■ **Prompt**: Gather up the lines that contain "Network".

■ **Extracted entries**:
---

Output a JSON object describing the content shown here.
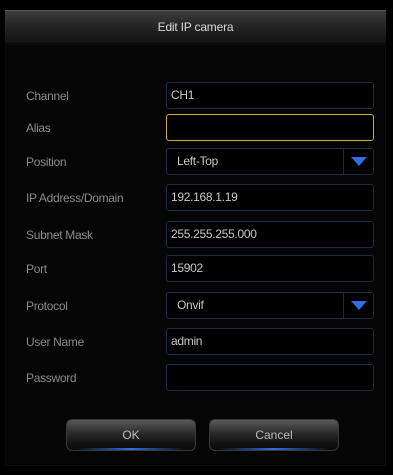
{
  "dialog": {
    "title": "Edit IP camera"
  },
  "fields": {
    "channel": {
      "label": "Channel",
      "value": "CH1"
    },
    "alias": {
      "label": "Alias",
      "value": ""
    },
    "position": {
      "label": "Position",
      "value": "Left-Top"
    },
    "ip_address": {
      "label": "IP Address/Domain",
      "value": "192.168.1.19"
    },
    "subnet_mask": {
      "label": "Subnet Mask",
      "value": "255.255.255.000"
    },
    "port": {
      "label": "Port",
      "value": "15902"
    },
    "protocol": {
      "label": "Protocol",
      "value": "Onvif"
    },
    "user_name": {
      "label": "User Name",
      "value": "admin"
    },
    "password": {
      "label": "Password",
      "value": ""
    }
  },
  "buttons": {
    "ok_label": "OK",
    "cancel_label": "Cancel"
  },
  "icons": {
    "dropdown": "chevron-down-icon"
  },
  "colors": {
    "dropdown_arrow": "#2f6fe0",
    "focus_border": "#c9b22a",
    "field_border": "#1d2a44",
    "label_text": "#8c8c8c"
  }
}
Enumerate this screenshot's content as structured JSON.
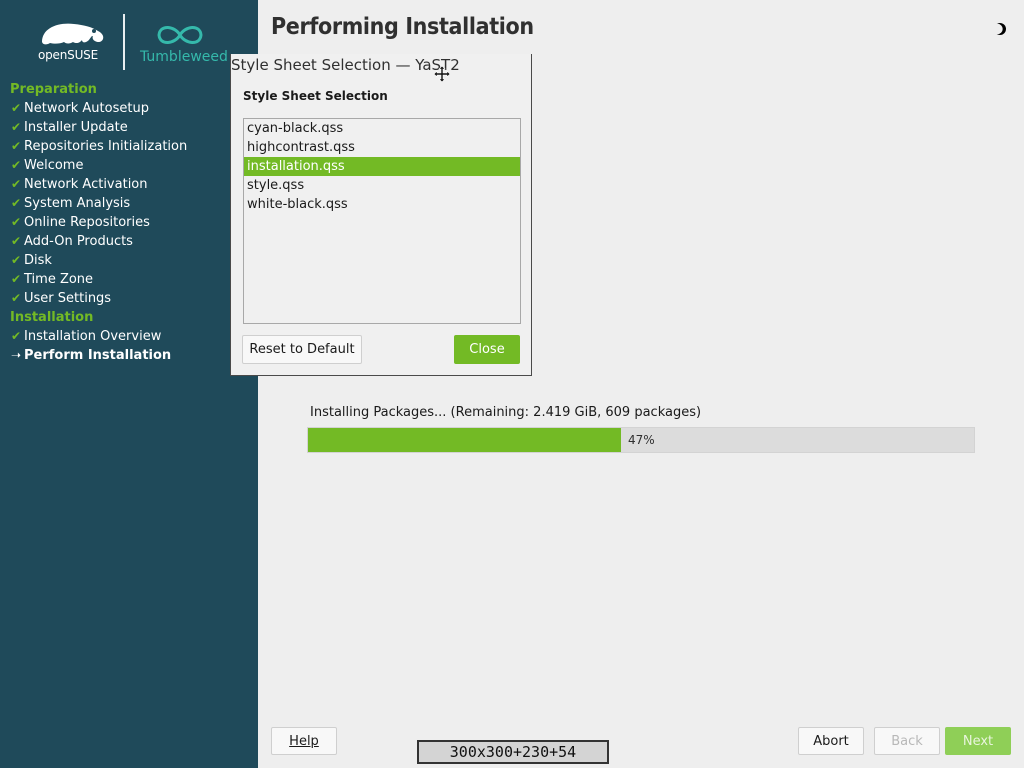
{
  "sidebar": {
    "logo_brand": "openSUSE",
    "logo_product": "Tumbleweed",
    "sections": [
      {
        "title": "Preparation",
        "items": [
          {
            "label": "Network Autosetup"
          },
          {
            "label": "Installer Update"
          },
          {
            "label": "Repositories Initialization"
          },
          {
            "label": "Welcome"
          },
          {
            "label": "Network Activation"
          },
          {
            "label": "System Analysis"
          },
          {
            "label": "Online Repositories"
          },
          {
            "label": "Add-On Products"
          },
          {
            "label": "Disk"
          },
          {
            "label": "Time Zone"
          },
          {
            "label": "User Settings"
          }
        ]
      },
      {
        "title": "Installation",
        "items": [
          {
            "label": "Installation Overview"
          },
          {
            "label": "Perform Installation"
          }
        ]
      }
    ]
  },
  "main": {
    "title": "Performing Installation",
    "progress": {
      "label": "Installing Packages... (Remaining: 2.419 GiB, 609 packages)",
      "text": "47%",
      "value": 0.47
    }
  },
  "buttons": {
    "help": "Help",
    "abort": "Abort",
    "back": "Back",
    "next": "Next"
  },
  "dialog": {
    "window_title": "Style Sheet Selection — YaST2",
    "heading": "Style Sheet Selection",
    "items": [
      {
        "label": "cyan-black.qss"
      },
      {
        "label": "highcontrast.qss"
      },
      {
        "label": "installation.qss",
        "selected": true
      },
      {
        "label": "style.qss"
      },
      {
        "label": "white-black.qss"
      }
    ],
    "reset_label": "Reset to Default",
    "close_label": "Close"
  },
  "geometry_tooltip": "300x300+230+54",
  "colors": {
    "sidebar_bg": "#1f4a5a",
    "accent_green": "#73ba25",
    "tumbleweed_teal": "#35b9ab",
    "page_bg": "#eeeeee"
  },
  "icons": {
    "step_done": "check-icon",
    "step_current": "arrow-right-icon",
    "theme_toggle": "half-moon-icon",
    "cursor": "move-cursor-icon"
  }
}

---

■ **Reply**:
            "label": "Network Autosetup"
            "label": "Network Activation"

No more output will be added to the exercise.